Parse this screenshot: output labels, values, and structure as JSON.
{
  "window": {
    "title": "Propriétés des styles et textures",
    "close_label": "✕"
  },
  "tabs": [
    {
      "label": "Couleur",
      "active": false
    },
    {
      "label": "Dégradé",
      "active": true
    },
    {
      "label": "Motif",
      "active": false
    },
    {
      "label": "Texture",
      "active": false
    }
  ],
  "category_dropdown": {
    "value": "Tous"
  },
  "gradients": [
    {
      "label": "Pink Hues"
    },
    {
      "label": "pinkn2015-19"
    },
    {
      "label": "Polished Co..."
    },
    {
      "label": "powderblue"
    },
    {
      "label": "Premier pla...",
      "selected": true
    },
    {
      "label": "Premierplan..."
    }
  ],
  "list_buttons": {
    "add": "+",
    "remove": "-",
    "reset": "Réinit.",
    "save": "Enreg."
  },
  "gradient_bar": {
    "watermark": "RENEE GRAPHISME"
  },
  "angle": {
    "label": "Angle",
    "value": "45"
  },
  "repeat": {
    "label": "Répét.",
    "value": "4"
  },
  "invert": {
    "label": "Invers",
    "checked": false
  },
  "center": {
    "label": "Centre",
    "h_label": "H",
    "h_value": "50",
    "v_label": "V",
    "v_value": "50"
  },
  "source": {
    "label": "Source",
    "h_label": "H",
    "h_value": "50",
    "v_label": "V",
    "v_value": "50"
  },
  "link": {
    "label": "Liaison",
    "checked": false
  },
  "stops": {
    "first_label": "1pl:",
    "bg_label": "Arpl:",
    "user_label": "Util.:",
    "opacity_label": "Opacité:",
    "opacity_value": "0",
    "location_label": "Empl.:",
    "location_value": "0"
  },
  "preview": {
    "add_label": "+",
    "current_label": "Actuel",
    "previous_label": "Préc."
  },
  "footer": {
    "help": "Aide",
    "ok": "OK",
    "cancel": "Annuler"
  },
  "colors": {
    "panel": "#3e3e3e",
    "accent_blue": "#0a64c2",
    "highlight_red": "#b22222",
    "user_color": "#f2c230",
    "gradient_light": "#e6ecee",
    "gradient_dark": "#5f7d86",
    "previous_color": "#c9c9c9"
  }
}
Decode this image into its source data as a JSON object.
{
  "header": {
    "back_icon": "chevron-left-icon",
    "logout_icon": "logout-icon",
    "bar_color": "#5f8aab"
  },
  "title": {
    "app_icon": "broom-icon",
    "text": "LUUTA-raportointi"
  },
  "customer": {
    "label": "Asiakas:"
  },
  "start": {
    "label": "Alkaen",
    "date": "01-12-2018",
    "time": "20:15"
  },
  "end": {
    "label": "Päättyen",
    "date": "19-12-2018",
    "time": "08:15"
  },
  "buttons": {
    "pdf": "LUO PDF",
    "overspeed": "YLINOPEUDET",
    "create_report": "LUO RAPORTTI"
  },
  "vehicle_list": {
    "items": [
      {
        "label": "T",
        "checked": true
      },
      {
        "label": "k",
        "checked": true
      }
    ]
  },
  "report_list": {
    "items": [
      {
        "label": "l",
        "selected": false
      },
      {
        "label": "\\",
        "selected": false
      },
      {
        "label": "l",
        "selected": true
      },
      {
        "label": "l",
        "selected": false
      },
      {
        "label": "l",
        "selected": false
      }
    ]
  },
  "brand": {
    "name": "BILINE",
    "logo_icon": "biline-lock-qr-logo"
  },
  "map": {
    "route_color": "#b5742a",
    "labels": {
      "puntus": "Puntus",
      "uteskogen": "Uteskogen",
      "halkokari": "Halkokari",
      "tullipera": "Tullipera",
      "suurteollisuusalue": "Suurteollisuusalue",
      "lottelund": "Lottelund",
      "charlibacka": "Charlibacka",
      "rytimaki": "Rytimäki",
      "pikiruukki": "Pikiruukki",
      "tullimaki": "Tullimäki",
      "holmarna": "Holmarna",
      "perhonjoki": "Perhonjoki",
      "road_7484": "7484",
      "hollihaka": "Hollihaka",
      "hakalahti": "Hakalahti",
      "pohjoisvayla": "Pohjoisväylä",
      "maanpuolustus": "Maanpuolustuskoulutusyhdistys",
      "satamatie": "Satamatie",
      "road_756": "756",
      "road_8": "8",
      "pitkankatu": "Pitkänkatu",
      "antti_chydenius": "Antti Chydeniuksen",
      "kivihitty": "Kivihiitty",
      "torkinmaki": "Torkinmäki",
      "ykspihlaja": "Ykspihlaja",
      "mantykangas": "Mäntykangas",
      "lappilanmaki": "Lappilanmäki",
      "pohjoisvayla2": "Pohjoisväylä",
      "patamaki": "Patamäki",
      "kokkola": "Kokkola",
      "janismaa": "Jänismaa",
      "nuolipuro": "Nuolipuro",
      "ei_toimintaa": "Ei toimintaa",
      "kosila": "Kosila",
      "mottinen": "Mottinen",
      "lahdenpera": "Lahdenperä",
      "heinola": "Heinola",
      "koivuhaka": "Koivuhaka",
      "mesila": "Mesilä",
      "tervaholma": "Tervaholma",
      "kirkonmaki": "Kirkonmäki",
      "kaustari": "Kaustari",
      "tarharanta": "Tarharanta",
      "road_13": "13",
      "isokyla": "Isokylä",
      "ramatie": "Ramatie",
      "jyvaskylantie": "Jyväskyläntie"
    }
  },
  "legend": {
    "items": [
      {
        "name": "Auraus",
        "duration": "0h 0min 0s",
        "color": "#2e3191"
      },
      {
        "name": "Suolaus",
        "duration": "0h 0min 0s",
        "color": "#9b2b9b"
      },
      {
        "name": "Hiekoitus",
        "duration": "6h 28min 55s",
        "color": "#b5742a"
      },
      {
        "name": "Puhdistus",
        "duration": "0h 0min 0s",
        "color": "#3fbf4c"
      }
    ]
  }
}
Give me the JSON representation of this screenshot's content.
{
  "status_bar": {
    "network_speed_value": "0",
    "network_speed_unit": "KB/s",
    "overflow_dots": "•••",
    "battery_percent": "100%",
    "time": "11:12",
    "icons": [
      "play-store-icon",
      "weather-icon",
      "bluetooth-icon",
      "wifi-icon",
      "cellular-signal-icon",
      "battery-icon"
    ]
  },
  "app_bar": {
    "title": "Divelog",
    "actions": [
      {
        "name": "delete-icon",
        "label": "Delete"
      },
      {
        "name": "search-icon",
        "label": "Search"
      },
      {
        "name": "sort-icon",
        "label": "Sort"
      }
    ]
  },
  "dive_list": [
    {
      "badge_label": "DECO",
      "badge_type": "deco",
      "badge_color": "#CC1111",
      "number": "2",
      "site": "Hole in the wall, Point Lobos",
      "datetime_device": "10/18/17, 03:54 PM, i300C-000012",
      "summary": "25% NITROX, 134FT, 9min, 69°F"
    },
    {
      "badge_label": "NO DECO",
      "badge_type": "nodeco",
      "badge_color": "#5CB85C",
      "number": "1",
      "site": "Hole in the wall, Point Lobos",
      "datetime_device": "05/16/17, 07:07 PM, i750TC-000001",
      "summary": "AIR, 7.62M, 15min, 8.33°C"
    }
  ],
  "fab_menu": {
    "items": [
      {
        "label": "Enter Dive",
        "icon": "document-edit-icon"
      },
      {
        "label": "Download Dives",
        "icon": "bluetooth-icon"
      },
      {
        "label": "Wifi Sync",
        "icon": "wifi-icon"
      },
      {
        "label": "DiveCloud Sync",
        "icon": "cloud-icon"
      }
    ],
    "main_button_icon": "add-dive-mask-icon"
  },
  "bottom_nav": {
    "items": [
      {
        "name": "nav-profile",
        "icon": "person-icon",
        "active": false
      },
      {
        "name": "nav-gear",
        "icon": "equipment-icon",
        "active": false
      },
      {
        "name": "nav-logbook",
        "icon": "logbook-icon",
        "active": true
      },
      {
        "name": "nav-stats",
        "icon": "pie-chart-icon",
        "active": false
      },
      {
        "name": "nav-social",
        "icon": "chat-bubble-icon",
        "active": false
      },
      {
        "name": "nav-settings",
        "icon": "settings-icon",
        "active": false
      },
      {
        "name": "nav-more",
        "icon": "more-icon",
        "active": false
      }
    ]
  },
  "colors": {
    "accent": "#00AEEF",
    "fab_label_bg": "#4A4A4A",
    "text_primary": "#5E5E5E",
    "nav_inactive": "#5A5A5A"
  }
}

....

Stated goal —
Show every line from the listing above in which the string "bluetooth" appears.

Complete output —
      "bluetooth-icon",
        "icon": "bluetooth-icon"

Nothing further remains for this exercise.